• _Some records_
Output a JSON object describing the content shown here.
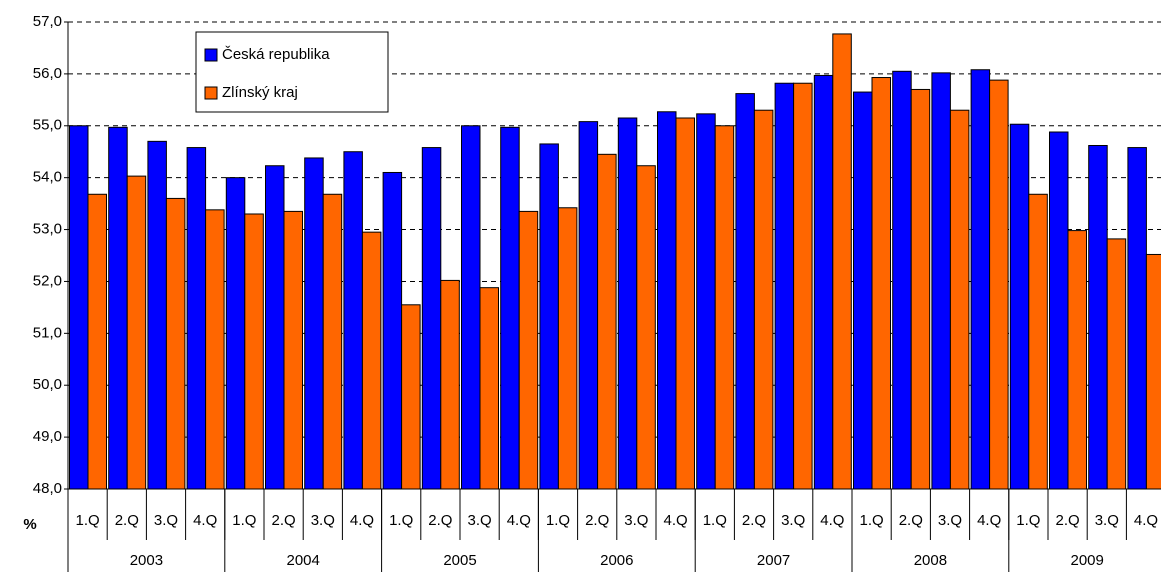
{
  "chart_data": {
    "type": "bar",
    "categories": [
      "1.Q",
      "2.Q",
      "3.Q",
      "4.Q",
      "1.Q",
      "2.Q",
      "3.Q",
      "4.Q",
      "1.Q",
      "2.Q",
      "3.Q",
      "4.Q",
      "1.Q",
      "2.Q",
      "3.Q",
      "4.Q",
      "1.Q",
      "2.Q",
      "3.Q",
      "4.Q",
      "1.Q",
      "2.Q",
      "3.Q",
      "4.Q",
      "1.Q",
      "2.Q",
      "3.Q",
      "4.Q"
    ],
    "years": [
      "2003",
      "2004",
      "2005",
      "2006",
      "2007",
      "2008",
      "2009"
    ],
    "y_label": "%",
    "series": [
      {
        "name": "Česká republika",
        "color": "#0000ff",
        "values": [
          55.0,
          54.97,
          54.7,
          54.58,
          54.0,
          54.23,
          54.38,
          54.5,
          54.1,
          54.58,
          55.0,
          54.97,
          54.65,
          55.08,
          55.15,
          55.27,
          55.23,
          55.62,
          55.82,
          55.97,
          55.65,
          56.05,
          56.02,
          56.08,
          55.03,
          54.88,
          54.62,
          54.58
        ]
      },
      {
        "name": "Zlínský kraj",
        "color": "#ff6600",
        "values": [
          53.68,
          54.03,
          53.6,
          53.38,
          53.3,
          53.35,
          53.68,
          52.95,
          51.55,
          52.02,
          51.88,
          53.35,
          53.42,
          54.45,
          54.23,
          55.15,
          55.0,
          55.3,
          55.82,
          56.77,
          55.93,
          55.7,
          55.3,
          55.88,
          53.68,
          52.98,
          52.82,
          52.52
        ]
      }
    ],
    "ylim": [
      48,
      57
    ],
    "yticks": [
      {
        "value": 48,
        "label": "48,0"
      },
      {
        "value": 49,
        "label": "49,0"
      },
      {
        "value": 50,
        "label": "50,0"
      },
      {
        "value": 51,
        "label": "51,0"
      },
      {
        "value": 52,
        "label": "52,0"
      },
      {
        "value": 53,
        "label": "53,0"
      },
      {
        "value": 54,
        "label": "54,0"
      },
      {
        "value": 55,
        "label": "55,0"
      },
      {
        "value": 56,
        "label": "56,0"
      },
      {
        "value": 57,
        "label": "57,0"
      }
    ],
    "grid": true
  }
}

• _Your goal_
Reproduce each line exactly, please, except for any pictures.

• _Result for this task_
Output a JSON object describing the content shown here.
{
  "chart_data": {
    "type": "bar",
    "categories": [
      "1.Q",
      "2.Q",
      "3.Q",
      "4.Q",
      "1.Q",
      "2.Q",
      "3.Q",
      "4.Q",
      "1.Q",
      "2.Q",
      "3.Q",
      "4.Q",
      "1.Q",
      "2.Q",
      "3.Q",
      "4.Q",
      "1.Q",
      "2.Q",
      "3.Q",
      "4.Q",
      "1.Q",
      "2.Q",
      "3.Q",
      "4.Q",
      "1.Q",
      "2.Q",
      "3.Q",
      "4.Q"
    ],
    "years": [
      "2003",
      "2004",
      "2005",
      "2006",
      "2007",
      "2008",
      "2009"
    ],
    "y_label": "%",
    "series": [
      {
        "name": "Česká republika",
        "color": "#0000ff",
        "values": [
          55.0,
          54.97,
          54.7,
          54.58,
          54.0,
          54.23,
          54.38,
          54.5,
          54.1,
          54.58,
          55.0,
          54.97,
          54.65,
          55.08,
          55.15,
          55.27,
          55.23,
          55.62,
          55.82,
          55.97,
          55.65,
          56.05,
          56.02,
          56.08,
          55.03,
          54.88,
          54.62,
          54.58
        ]
      },
      {
        "name": "Zlínský kraj",
        "color": "#ff6600",
        "values": [
          53.68,
          54.03,
          53.6,
          53.38,
          53.3,
          53.35,
          53.68,
          52.95,
          51.55,
          52.02,
          51.88,
          53.35,
          53.42,
          54.45,
          54.23,
          55.15,
          55.0,
          55.3,
          55.82,
          56.77,
          55.93,
          55.7,
          55.3,
          55.88,
          53.68,
          52.98,
          52.82,
          52.52
        ]
      }
    ],
    "ylim": [
      48,
      57
    ],
    "yticks": [
      {
        "value": 48,
        "label": "48,0"
      },
      {
        "value": 49,
        "label": "49,0"
      },
      {
        "value": 50,
        "label": "50,0"
      },
      {
        "value": 51,
        "label": "51,0"
      },
      {
        "value": 52,
        "label": "52,0"
      },
      {
        "value": 53,
        "label": "53,0"
      },
      {
        "value": 54,
        "label": "54,0"
      },
      {
        "value": 55,
        "label": "55,0"
      },
      {
        "value": 56,
        "label": "56,0"
      },
      {
        "value": 57,
        "label": "57,0"
      }
    ],
    "grid": true
  }
}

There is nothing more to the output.